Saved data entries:
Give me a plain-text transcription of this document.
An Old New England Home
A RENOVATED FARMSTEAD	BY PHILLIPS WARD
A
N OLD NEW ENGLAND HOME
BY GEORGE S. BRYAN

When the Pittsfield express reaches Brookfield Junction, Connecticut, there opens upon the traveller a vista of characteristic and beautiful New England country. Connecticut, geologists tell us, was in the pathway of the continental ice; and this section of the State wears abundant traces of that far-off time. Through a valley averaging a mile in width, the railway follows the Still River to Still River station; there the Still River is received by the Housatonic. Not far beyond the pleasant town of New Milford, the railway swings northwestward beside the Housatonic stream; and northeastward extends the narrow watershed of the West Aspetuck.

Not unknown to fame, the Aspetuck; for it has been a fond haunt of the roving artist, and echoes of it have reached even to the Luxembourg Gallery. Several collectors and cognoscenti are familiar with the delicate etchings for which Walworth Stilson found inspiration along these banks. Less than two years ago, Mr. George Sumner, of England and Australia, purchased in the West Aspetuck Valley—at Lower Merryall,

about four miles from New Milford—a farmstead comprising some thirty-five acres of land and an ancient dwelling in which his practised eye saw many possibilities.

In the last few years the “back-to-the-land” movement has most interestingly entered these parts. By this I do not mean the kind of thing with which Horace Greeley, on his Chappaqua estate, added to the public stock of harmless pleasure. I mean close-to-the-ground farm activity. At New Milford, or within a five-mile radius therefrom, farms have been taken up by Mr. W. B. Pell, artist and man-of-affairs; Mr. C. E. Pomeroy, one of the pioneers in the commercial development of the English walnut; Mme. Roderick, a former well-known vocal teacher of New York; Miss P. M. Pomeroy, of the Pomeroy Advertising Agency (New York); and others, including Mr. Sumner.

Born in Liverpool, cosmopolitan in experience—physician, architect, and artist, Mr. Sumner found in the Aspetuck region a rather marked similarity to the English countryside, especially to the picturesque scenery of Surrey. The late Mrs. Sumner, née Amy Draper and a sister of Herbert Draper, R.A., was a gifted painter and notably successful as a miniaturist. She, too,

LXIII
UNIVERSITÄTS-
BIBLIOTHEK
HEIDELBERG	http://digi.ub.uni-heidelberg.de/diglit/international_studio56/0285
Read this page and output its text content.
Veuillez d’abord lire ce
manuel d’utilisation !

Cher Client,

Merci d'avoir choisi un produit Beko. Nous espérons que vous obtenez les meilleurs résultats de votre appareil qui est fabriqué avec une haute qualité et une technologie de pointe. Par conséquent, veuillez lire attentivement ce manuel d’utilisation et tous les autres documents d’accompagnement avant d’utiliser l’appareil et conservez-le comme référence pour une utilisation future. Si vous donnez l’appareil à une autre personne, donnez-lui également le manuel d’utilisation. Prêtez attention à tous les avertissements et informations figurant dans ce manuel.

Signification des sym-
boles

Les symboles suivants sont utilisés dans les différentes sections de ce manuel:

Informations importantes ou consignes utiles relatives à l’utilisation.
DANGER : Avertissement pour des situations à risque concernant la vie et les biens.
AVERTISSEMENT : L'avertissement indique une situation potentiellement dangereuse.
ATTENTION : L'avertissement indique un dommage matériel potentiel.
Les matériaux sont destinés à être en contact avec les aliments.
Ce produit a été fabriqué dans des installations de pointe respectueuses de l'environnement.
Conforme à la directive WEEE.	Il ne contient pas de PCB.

**What you have to do:**
Which lines of the material contain the string "manuel"? List each of them.

**Exercise result:**
manuel d’utilisation !
Merci d'avoir choisi un produit Beko. Nous espérons que vous obtenez les meilleurs résultats de votre appareil qui est fabriqué avec une haute qualité et une technologie de pointe. Par conséquent, veuillez lire attentivement ce manuel d’utilisation et tous les autres documents d’accompagnement avant d’utiliser l’appareil et conservez-le comme référence pour une utilisation future. Si vous donnez l’appareil à une autre personne, donnez-lui également le manuel d’utilisation. Prêtez attention à tous les avertissements et informations figurant dans ce manuel.
Les symboles suivants sont utilisés dans les différentes sections de ce manuel:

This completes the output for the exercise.